[What is required] In the records below, find each line with the word "hypothèses" and copy it.

[Dataset records]
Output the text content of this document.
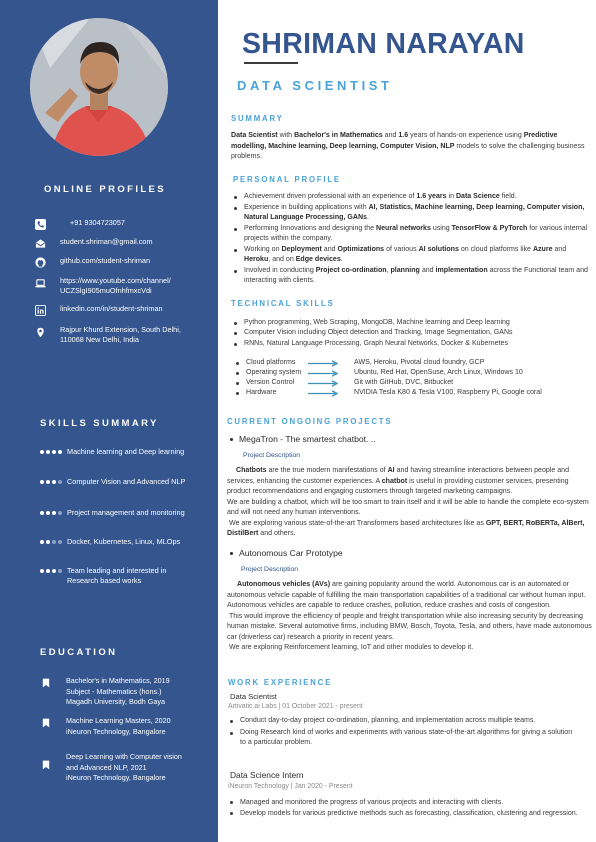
ONLINE PROFILES
+91 9304723057
student.shriman@gmail.com
github.com/student-shriman
https://www.youtube.com/channel/
UCZSlgI905muOfnhfmxcVdi
linkedin.com/in/student-shriman
Rajpur Khurd Extension, South Delhi,
110068 New Delhi, India
SKILLS SUMMARY
Machine learning and Deep learning
Computer Vision and Advanced NLP
Project management and monitoring
Docker, Kubernetes, Linux, MLOps
Team leading and interested in
Research based works
EDUCATION
Bachelor's in Mathematics, 2019
Subject - Mathematics (hons.)
Magadh University, Bodh Gaya
Machine Learning Masters, 2020
iNeuron Technology, Bangalore
Deep Learning with Computer vision
and Advanced NLP, 2021
iNeuron Technology, Bangalore
SHRIMAN NARAYAN
DATA SCIENTIST
SUMMARY
Data Scientist with Bachelor's in Mathematics and 1.6 years of hands-on experience using Predictive modelling, Machine learning, Deep learning, Computer Vision, NLP models to solve the challenging business problems.
PERSONAL PROFILE
Achievement driven professional with an experience of 1.6 years in Data Science field.
Experience in building applications with AI, Statistics, Machine learning, Deep learning, Computer vision, Natural Language Processing, GANs.
Performing Innovations and designing the Neural networks using TensorFlow & PyTorch for various internal projects within the company.
Working on Deployment and Optimizations of various AI solutions on cloud platforms like Azure and Heroku, and on Edge devices.
Involved in conducting Project co-ordination, planning and implementation across the Functional team and interacting with clients.
TECHNICAL SKILLS
Python programming, Web Scraping, MongoDB, Machine learning and Deep learning
Computer Vision including Object detection and Tracking, Image Segmentation, GANs
RNNs, Natural Language Processing, Graph Neural Networks, Docker & Kubernetes
Cloud platforms	AWS, Heroku, Pivotal cloud foundry, GCP
Operating system	Ubuntu, Red Hat, OpenSuse, Arch Linux, Windows 10
Version Control	Git with GitHub, DVC, Bitbucket
Hardware	NVIDIA Tesla K80 & Tesla V100, Raspberry Pi, Google coral
CURRENT ONGOING PROJECTS
MegaTron - The smartest chatbot. ..
Project Description
Chatbots are the true modern manifestations of AI and having streamline interactions between people and services, enhancing the customer experiences. A chatbot is useful in providing customer services, presenting product recommendations and engaging customers through targeted marketing campaigns.
We are building a chatbot, which will be too smart to train itself and it will be able to handle the complete eco-system and will not need any human interventions.
We are exploring various state-of-the-art Transformers based architectures like as GPT, BERT, RoBERTa, AlBert, DistilBert and others.
Autonomous Car Prototype
Project Description
Autonomous vehicles (AVs) are gaining popularity around the world. Autonomous car is an automated or autonomous vehicle capable of fulfilling the main transportation capabilities of a traditional car without human input. Autonomous vehicles are capable to reduce crashes, pollution, reduce crashes and costs of congestion.
This would improve the efficiency of people and freight transportation while also increasing security by decreasing human mistake. Several automotive firms, including BMW, Bosch, Toyota, Tesla, and others, have made autonomous car (driverless car) research a priority in recent years.
We are exploring Reinforcement learning, IoT and other modules to develop it.
WORK EXPERIENCE
Data Scientist
Artivatic.ai Labs | 01 October 2021 - present
Conduct day-to-day project co-ordination, planning, and implementation across multiple teams.
Doing Research kind of works and experiments with various state-of-the-art algorithms for giving a solution to a particular problem.
Data Science Intern
iNeuron Technology | Jan 2020 - Present
Managed and monitored the progress of various projects and interacting with clients.
Develop models for various predictive methods such as forecasting, classification, clustering and regression.
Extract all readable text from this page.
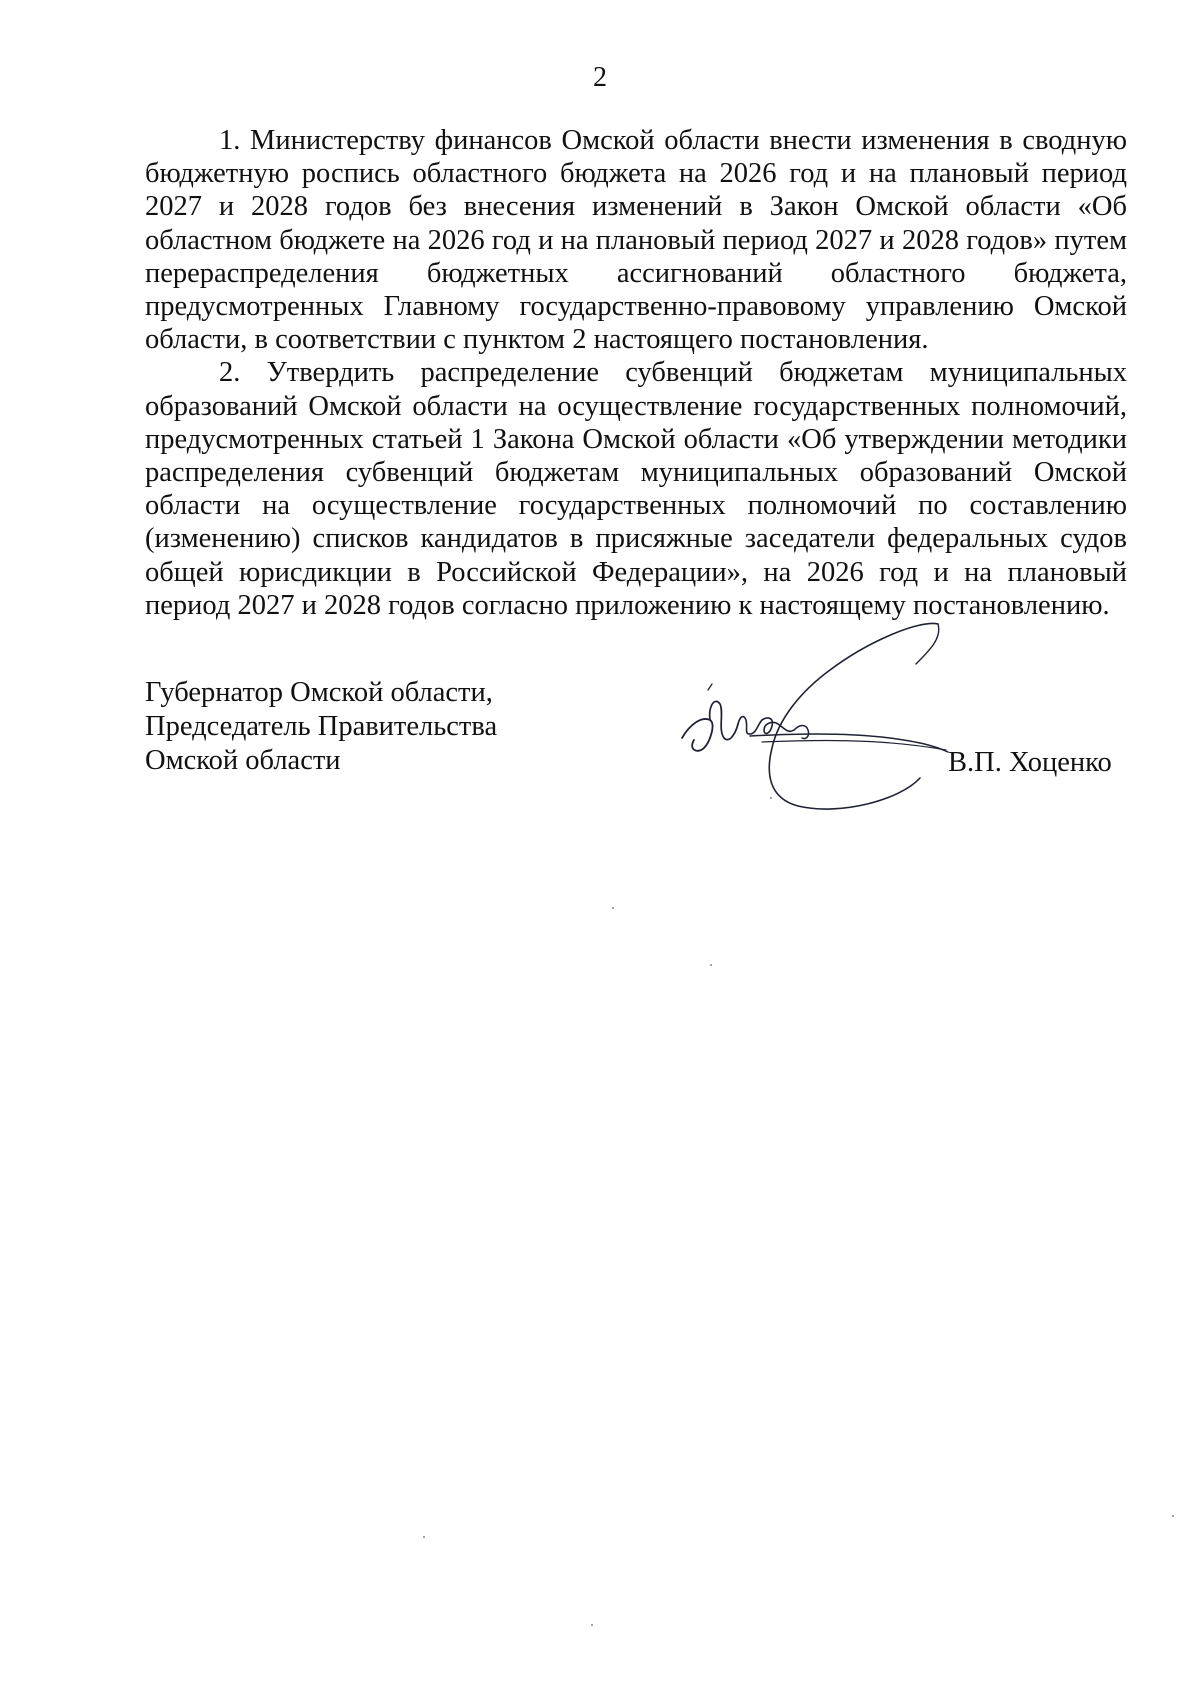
2

1. Министерству финансов Омской области внести изменения в сводную бюджетную роспись областного бюджета на 2026 год и на плановый период 2027 и 2028 годов без внесения изменений в Закон Омской области «Об областном бюджете на 2026 год и на плановый период 2027 и 2028 годов» путем перераспределения бюджетных ассигнований областного бюджета, предусмотренных Главному государственно-правовому управлению Омской области, в соответствии с пунктом 2 настоящего постановления.

2. Утвердить распределение субвенций бюджетам муниципальных образований Омской области на осуществление государственных полномочий, предусмотренных статьей 1 Закона Омской области «Об утверждении методики распределения субвенций бюджетам муниципальных образований Омской области на осуществление государственных полномочий по составлению (изменению) списков кандидатов в присяжные заседатели федеральных судов общей юрисдикции в Российской Федерации», на 2026 год и на плановый период 2027 и 2028 годов согласно приложению к настоящему постановлению.

Губернатор Омской области,
Председатель Правительства
Омской области	В.П. Хоценко
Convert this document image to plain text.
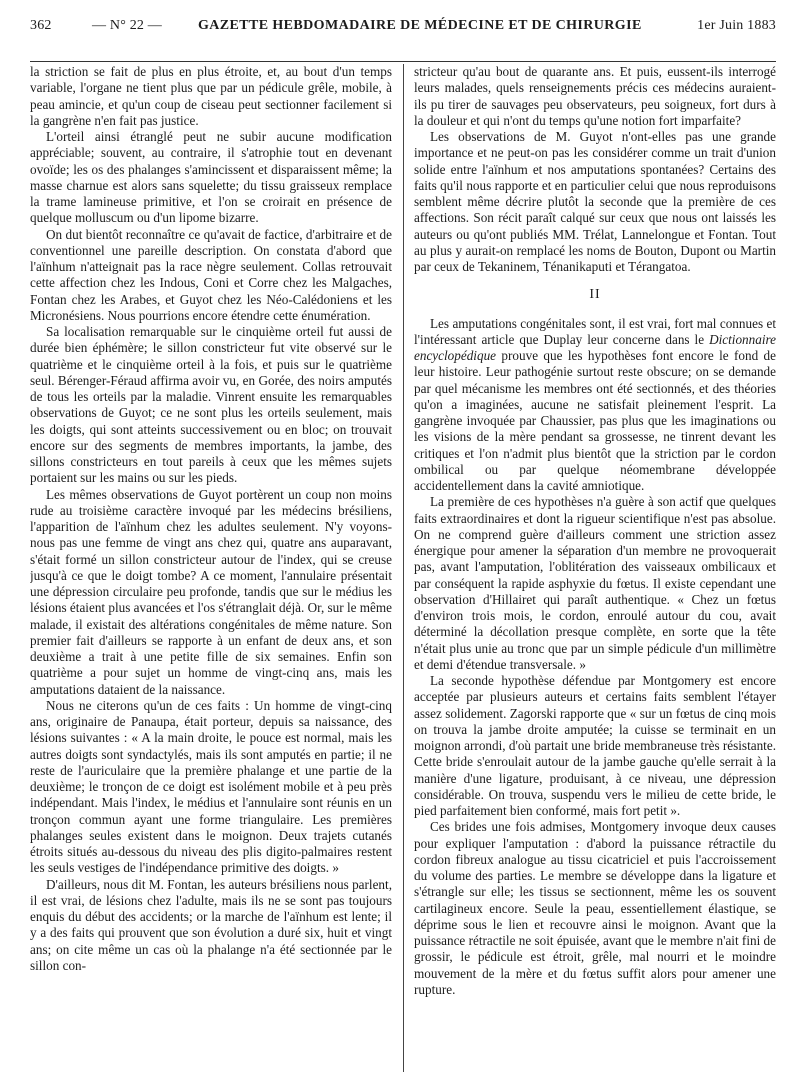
362	— N° 22 —	GAZETTE HEBDOMADAIRE DE MÉDECINE ET DE CHIRURGIE	1er Juin 1883

la striction se fait de plus en plus étroite, et, au bout d'un temps variable, l'organe ne tient plus que par un pédicule grêle, mobile, à peau amincie, et qu'un coup de ciseau peut sectionner facilement si la gangrène n'en fait pas justice.

L'orteil ainsi étranglé peut ne subir aucune modification appréciable; souvent, au contraire, il s'atrophie tout en devenant ovoïde; les os des phalanges s'amincissent et disparaissent même; la masse charnue est alors sans squelette; du tissu graisseux remplace la trame lamineuse primitive, et l'on se croirait en présence de quelque molluscum ou d'un lipome bizarre.

On dut bientôt reconnaître ce qu'avait de factice, d'arbitraire et de conventionnel une pareille description. On constata d'abord que l'aïnhum n'atteignait pas la race nègre seulement. Collas retrouvait cette affection chez les Indous, Coni et Corre chez les Malgaches, Fontan chez les Arabes, et Guyot chez les Néo-Calédoniens et les Micronésiens. Nous pourrions encore étendre cette énumération.

Sa localisation remarquable sur le cinquième orteil fut aussi de durée bien éphémère; le sillon constricteur fut vite observé sur le quatrième et le cinquième orteil à la fois, et puis sur le quatrième seul. Bérenger-Féraud affirma avoir vu, en Gorée, des noirs amputés de tous les orteils par la maladie. Vinrent ensuite les remarquables observations de Guyot; ce ne sont plus les orteils seulement, mais les doigts, qui sont atteints successivement ou en bloc; on trouvait encore sur des segments de membres importants, la jambe, des sillons constricteurs en tout pareils à ceux que les mêmes sujets portaient sur les mains ou sur les pieds.

Les mêmes observations de Guyot portèrent un coup non moins rude au troisième caractère invoqué par les médecins brésiliens, l'apparition de l'aïnhum chez les adultes seulement. N'y voyons-nous pas une femme de vingt ans chez qui, quatre ans auparavant, s'était formé un sillon constricteur autour de l'index, qui se creuse jusqu'à ce que le doigt tombe? A ce moment, l'annulaire présentait une dépression circulaire peu profonde, tandis que sur le médius les lésions étaient plus avancées et l'os s'étranglait déjà. Or, sur le même malade, il existait des altérations congénitales de même nature. Son premier fait d'ailleurs se rapporte à un enfant de deux ans, et son deuxième a trait à une petite fille de six semaines. Enfin son quatrième a pour sujet un homme de vingt-cinq ans, mais les amputations dataient de la naissance.

Nous ne citerons qu'un de ces faits : Un homme de vingt-cinq ans, originaire de Panaupa, était porteur, depuis sa naissance, des lésions suivantes : « A la main droite, le pouce est normal, mais les autres doigts sont syndactylés, mais ils sont amputés en partie; il ne reste de l'auriculaire que la première phalange et une partie de la deuxième; le tronçon de ce doigt est isolément mobile et à peu près indépendant. Mais l'index, le médius et l'annulaire sont réunis en un tronçon commun ayant une forme triangulaire. Les premières phalanges seules existent dans le moignon. Deux trajets cutanés étroits situés au-dessous du niveau des plis digito-palmaires restent les seuls vestiges de l'indépendance primitive des doigts. »

D'ailleurs, nous dit M. Fontan, les auteurs brésiliens nous parlent, il est vrai, de lésions chez l'adulte, mais ils ne se sont pas toujours enquis du début des accidents; or la marche de l'aïnhum est lente; il y a des faits qui prouvent que son évolution a duré six, huit et vingt ans; on cite même un cas où la phalange n'a été sectionnée par le sillon con-

stricteur qu'au bout de quarante ans. Et puis, eussent-ils interrogé leurs malades, quels renseignements précis ces médecins auraient-ils pu tirer de sauvages peu observateurs, peu soigneux, fort durs à la douleur et qui n'ont du temps qu'une notion fort imparfaite?

Les observations de M. Guyot n'ont-elles pas une grande importance et ne peut-on pas les considérer comme un trait d'union solide entre l'aïnhum et nos amputations spontanées? Certains des faits qu'il nous rapporte et en particulier celui que nous reproduisons semblent même décrire plutôt la seconde que la première de ces affections. Son récit paraît calqué sur ceux que nous ont laissés les auteurs ou qu'ont publiés MM. Trélat, Lannelongue et Fontan. Tout au plus y aurait-on remplacé les noms de Bouton, Dupont ou Martin par ceux de Tekaninem, Ténanikaputi et Térangatoa.

II

Les amputations congénitales sont, il est vrai, fort mal connues et l'intéressant article que Duplay leur concerne dans le Dictionnaire encyclopédique prouve que les hypothèses font encore le fond de leur histoire. Leur pathogénie surtout reste obscure; on se demande par quel mécanisme les membres ont été sectionnés, et des théories qu'on a imaginées, aucune ne satisfait pleinement l'esprit. La gangrène invoquée par Chaussier, pas plus que les imaginations ou les visions de la mère pendant sa grossesse, ne tinrent devant les critiques et l'on n'admit plus bientôt que la striction par le cordon ombilical ou par quelque néomembrane développée accidentellement dans la cavité amniotique.

La première de ces hypothèses n'a guère à son actif que quelques faits extraordinaires et dont la rigueur scientifique n'est pas absolue. On ne comprend guère d'ailleurs comment une striction assez énergique pour amener la séparation d'un membre ne provoquerait pas, avant l'amputation, l'oblitération des vaisseaux ombilicaux et par conséquent la rapide asphyxie du fœtus. Il existe cependant une observation d'Hillairet qui paraît authentique. « Chez un fœtus d'environ trois mois, le cordon, enroulé autour du cou, avait déterminé la décollation presque complète, en sorte que la tête n'était plus unie au tronc que par un simple pédicule d'un millimètre et demi d'étendue transversale. »

La seconde hypothèse défendue par Montgomery est encore acceptée par plusieurs auteurs et certains faits semblent l'étayer assez solidement. Zagorski rapporte que « sur un fœtus de cinq mois on trouva la jambe droite amputée; la cuisse se terminait en un moignon arrondi, d'où partait une bride membraneuse très résistante. Cette bride s'enroulait autour de la jambe gauche qu'elle serrait à la manière d'une ligature, produisant, à ce niveau, une dépression considérable. On trouva, suspendu vers le milieu de cette bride, le pied parfaitement bien conformé, mais fort petit ».

Ces brides une fois admises, Montgomery invoque deux causes pour expliquer l'amputation : d'abord la puissance rétractile du cordon fibreux analogue au tissu cicatriciel et puis l'accroissement du volume des parties. Le membre se développe dans la ligature et s'étrangle sur elle; les tissus se sectionnent, même les os souvent cartilagineux encore. Seule la peau, essentiellement élastique, se déprime sous le lien et recouvre ainsi le moignon. Avant que la puissance rétractile ne soit épuisée, avant que le membre n'ait fini de grossir, le pédicule est étroit, grêle, mal nourri et le moindre mouvement de la mère et du fœtus suffit alors pour amener une rupture.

[Response to the task]
Les amputations congénitales sont, il est vrai, fort mal connues et l'intéressant article que Duplay leur concerne dans le Dictionnaire encyclopédique prouve que les hypothèses font encore le fond de leur histoire. Leur pathogénie surtout reste obscure; on se demande par quel mécanisme les membres ont été sectionnés, et des théories qu'on a imaginées, aucune ne satisfait pleinement l'esprit. La gangrène invoquée par Chaussier, pas plus que les imaginations ou les visions de la mère pendant sa grossesse, ne tinrent devant les critiques et l'on n'admit plus bientôt que la striction par le cordon ombilical ou par quelque néomembrane développée accidentellement dans la cavité amniotique.
La première de ces hypothèses n'a guère à son actif que quelques faits extraordinaires et dont la rigueur scientifique n'est pas absolue. On ne comprend guère d'ailleurs comment une striction assez énergique pour amener la séparation d'un membre ne provoquerait pas, avant l'amputation, l'oblitération des vaisseaux ombilicaux et par conséquent la rapide asphyxie du fœtus. Il existe cependant une observation d'Hillairet qui paraît authentique. « Chez un fœtus d'environ trois mois, le cordon, enroulé autour du cou, avait déterminé la décollation presque complète, en sorte que la tête n'était plus unie au tronc que par un simple pédicule d'un millimètre et demi d'étendue transversale. »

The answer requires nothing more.